* _TASK REQUIREMENTS_:
Report only the number of lines in the records that contain the word "Irap".

* _RECORDS PROVIDED_:
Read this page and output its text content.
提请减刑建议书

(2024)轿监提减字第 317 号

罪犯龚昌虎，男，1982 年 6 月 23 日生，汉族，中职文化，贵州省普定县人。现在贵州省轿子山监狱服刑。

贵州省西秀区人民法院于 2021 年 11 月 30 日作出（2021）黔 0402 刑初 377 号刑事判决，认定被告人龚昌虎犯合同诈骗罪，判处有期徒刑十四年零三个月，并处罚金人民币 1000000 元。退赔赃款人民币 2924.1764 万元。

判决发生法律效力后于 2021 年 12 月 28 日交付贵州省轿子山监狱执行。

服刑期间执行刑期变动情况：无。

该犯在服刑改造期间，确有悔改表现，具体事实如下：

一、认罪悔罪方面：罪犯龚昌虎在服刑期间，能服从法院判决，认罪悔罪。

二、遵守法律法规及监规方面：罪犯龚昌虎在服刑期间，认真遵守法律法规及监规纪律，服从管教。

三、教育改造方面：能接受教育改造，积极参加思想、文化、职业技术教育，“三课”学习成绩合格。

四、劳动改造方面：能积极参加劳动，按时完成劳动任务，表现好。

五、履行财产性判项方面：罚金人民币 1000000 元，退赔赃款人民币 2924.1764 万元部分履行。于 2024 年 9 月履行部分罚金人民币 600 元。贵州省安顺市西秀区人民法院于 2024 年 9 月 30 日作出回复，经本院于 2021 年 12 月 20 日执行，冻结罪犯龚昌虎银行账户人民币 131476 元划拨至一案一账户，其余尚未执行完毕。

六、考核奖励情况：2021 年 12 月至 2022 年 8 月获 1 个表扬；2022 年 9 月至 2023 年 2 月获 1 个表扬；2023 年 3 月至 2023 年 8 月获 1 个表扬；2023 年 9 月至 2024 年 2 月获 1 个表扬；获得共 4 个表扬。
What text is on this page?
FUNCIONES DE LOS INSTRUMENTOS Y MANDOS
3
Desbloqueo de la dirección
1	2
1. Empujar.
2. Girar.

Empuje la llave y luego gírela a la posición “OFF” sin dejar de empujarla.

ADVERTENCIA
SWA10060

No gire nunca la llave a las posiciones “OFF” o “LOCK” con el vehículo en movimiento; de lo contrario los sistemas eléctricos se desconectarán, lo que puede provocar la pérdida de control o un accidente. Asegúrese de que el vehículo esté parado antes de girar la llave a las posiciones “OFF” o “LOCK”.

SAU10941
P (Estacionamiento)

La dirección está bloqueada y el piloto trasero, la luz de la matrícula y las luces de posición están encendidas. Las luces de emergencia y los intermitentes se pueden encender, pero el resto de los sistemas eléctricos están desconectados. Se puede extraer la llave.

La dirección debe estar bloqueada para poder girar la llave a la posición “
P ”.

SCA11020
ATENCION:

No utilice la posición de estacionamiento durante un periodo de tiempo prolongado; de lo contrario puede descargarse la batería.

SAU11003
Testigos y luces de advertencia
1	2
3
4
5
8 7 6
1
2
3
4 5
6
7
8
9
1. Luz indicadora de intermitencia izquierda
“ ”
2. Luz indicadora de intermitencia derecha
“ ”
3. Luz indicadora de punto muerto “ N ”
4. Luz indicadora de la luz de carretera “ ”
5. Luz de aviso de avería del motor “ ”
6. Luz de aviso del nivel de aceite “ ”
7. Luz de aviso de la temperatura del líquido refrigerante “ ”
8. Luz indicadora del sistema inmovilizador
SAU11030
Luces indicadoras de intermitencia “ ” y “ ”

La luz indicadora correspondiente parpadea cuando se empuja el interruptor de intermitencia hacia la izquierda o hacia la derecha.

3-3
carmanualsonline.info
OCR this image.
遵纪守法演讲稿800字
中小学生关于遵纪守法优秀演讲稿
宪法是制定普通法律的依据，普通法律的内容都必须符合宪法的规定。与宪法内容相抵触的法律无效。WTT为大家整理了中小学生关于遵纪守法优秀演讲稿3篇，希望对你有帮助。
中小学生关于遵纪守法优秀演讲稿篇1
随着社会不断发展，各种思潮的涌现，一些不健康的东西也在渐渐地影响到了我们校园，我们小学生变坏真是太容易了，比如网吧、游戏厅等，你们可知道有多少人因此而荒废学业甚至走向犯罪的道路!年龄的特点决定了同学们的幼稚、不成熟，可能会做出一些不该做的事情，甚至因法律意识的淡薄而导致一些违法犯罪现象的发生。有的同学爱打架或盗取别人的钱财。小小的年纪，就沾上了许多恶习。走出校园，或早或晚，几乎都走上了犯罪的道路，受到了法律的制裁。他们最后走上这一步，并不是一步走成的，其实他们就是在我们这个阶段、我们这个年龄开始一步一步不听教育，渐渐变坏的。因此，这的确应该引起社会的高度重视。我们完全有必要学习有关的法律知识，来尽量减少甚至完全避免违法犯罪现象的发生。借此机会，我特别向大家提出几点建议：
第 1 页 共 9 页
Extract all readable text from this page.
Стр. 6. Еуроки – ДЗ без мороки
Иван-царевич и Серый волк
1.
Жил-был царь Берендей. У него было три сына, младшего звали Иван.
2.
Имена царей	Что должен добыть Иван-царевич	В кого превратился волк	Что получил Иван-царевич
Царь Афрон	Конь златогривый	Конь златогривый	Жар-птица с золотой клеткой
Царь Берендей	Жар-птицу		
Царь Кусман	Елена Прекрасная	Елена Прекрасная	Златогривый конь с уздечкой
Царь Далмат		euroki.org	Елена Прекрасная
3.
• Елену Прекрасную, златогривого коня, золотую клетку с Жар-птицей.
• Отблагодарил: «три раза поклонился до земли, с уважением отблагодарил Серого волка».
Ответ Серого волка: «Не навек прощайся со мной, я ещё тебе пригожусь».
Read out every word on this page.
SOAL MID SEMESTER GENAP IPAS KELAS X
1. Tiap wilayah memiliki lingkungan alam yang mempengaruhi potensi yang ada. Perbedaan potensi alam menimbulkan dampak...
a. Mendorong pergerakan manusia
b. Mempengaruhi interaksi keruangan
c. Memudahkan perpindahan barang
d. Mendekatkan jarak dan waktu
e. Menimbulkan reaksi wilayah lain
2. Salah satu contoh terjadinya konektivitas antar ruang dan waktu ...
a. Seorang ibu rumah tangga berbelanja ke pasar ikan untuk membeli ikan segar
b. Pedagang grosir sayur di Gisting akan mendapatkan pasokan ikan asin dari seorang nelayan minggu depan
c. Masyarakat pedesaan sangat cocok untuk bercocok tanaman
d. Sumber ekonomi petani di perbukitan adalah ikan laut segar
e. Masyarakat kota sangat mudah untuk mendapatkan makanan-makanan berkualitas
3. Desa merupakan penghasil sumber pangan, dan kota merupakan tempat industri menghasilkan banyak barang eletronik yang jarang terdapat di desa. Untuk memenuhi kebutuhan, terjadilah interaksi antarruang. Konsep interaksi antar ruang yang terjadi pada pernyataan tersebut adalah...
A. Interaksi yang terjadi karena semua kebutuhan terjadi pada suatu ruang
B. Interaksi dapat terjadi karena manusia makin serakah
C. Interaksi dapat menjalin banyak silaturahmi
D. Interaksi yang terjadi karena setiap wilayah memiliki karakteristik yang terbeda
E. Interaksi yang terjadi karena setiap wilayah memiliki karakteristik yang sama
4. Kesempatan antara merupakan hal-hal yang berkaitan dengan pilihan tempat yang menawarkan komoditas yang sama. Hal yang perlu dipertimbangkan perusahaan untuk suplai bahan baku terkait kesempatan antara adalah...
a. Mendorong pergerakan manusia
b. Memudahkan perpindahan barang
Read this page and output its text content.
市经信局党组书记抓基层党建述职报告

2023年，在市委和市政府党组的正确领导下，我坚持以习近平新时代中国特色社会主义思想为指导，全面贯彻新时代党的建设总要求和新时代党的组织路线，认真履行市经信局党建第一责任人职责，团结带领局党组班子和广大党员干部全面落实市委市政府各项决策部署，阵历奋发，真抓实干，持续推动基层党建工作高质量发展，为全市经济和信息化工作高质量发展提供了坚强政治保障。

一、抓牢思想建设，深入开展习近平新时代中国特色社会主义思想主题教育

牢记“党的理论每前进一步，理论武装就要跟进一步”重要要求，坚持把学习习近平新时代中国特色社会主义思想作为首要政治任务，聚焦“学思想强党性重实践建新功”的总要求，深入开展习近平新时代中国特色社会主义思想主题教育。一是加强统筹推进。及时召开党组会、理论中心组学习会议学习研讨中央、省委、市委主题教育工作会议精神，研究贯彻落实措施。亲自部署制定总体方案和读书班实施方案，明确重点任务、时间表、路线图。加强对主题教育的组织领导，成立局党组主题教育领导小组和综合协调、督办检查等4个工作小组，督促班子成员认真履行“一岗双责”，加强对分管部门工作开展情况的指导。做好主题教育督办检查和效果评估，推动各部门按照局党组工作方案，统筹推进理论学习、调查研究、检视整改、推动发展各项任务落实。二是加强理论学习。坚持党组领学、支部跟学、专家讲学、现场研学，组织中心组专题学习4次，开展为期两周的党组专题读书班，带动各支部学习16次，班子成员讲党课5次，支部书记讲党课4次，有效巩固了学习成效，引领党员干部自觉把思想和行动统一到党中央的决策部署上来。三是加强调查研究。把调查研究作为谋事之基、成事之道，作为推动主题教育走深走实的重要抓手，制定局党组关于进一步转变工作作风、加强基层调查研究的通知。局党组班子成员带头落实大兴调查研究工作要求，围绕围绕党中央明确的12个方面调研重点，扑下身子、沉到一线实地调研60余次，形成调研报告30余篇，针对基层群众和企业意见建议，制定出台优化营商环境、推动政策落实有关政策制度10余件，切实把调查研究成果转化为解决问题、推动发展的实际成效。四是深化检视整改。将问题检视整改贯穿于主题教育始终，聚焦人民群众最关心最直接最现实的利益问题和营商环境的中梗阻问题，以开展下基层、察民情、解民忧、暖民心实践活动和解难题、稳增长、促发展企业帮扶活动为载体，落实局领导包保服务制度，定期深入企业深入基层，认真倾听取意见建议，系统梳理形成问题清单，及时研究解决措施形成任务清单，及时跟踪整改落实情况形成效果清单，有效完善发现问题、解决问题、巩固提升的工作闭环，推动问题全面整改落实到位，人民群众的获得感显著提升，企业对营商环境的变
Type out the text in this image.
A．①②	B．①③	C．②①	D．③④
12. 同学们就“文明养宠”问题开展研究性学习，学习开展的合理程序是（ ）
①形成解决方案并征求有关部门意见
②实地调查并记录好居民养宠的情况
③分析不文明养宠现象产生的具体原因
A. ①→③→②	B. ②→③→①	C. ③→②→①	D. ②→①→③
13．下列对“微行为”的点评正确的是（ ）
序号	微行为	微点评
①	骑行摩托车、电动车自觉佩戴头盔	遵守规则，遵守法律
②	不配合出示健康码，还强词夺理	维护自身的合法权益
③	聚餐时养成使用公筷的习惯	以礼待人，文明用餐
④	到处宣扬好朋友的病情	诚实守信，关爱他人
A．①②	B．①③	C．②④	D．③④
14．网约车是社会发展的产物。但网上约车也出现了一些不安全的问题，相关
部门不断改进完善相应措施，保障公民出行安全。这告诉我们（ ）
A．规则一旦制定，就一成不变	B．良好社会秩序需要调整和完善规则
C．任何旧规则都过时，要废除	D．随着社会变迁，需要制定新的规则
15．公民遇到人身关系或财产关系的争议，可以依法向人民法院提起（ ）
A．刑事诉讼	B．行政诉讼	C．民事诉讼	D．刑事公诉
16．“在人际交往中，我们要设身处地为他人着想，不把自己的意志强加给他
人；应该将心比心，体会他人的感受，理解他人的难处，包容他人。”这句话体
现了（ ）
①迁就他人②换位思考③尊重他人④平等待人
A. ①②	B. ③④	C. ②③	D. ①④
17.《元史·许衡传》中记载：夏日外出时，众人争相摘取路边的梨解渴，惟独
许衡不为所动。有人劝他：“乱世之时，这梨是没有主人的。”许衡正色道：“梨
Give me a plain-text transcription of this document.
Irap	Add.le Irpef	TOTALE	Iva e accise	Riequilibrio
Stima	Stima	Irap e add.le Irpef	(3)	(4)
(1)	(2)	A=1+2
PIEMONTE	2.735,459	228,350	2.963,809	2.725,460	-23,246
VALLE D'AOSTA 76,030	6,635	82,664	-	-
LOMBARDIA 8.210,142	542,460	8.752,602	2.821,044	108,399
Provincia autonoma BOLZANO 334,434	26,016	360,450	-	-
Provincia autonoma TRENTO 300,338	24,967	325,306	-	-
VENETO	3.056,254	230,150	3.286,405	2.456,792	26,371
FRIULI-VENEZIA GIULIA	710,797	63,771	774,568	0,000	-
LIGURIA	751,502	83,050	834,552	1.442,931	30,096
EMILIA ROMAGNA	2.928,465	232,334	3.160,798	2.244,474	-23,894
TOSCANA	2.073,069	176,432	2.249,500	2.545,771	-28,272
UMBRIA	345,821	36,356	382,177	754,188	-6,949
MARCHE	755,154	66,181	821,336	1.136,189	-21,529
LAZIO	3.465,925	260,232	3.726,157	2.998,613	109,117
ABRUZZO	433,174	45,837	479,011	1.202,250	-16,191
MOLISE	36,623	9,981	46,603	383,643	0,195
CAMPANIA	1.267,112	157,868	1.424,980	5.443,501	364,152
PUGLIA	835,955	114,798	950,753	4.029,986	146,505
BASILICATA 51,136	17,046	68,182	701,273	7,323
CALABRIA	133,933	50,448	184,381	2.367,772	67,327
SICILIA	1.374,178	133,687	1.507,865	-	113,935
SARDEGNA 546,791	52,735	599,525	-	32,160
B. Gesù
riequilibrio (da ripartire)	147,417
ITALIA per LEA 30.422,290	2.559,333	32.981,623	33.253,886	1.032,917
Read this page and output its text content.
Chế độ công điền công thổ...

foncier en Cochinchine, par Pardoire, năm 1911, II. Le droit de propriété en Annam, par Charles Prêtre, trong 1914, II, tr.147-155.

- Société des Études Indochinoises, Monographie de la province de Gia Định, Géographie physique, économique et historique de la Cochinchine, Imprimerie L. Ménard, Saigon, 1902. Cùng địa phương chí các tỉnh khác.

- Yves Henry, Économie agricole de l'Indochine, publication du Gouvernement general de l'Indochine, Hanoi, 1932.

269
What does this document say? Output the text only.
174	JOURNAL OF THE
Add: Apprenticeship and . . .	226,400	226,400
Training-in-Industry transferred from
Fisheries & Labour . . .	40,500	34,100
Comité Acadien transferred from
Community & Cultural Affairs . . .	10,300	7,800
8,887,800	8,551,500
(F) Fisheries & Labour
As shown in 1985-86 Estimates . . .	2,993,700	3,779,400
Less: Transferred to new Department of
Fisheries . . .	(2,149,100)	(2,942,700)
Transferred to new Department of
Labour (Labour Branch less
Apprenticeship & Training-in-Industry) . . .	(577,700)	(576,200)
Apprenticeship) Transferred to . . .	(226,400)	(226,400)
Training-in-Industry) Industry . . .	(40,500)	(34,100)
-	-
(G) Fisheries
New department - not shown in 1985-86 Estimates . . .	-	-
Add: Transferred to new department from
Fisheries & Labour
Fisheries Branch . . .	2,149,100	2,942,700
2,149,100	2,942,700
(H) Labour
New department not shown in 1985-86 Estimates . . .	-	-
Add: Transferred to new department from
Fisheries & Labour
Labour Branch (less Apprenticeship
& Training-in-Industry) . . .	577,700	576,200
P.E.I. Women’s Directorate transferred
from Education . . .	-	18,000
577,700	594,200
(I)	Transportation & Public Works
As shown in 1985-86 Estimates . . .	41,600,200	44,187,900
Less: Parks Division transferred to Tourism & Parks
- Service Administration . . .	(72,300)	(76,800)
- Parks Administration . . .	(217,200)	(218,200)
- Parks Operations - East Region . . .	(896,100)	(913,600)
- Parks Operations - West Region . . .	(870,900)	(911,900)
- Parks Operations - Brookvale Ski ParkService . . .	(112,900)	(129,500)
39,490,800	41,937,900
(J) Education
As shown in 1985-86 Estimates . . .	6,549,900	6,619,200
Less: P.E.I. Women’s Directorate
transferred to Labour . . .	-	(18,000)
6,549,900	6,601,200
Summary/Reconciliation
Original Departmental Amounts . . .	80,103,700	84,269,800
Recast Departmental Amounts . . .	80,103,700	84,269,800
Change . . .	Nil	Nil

* _RESPONSE TO THIS TASK_:
2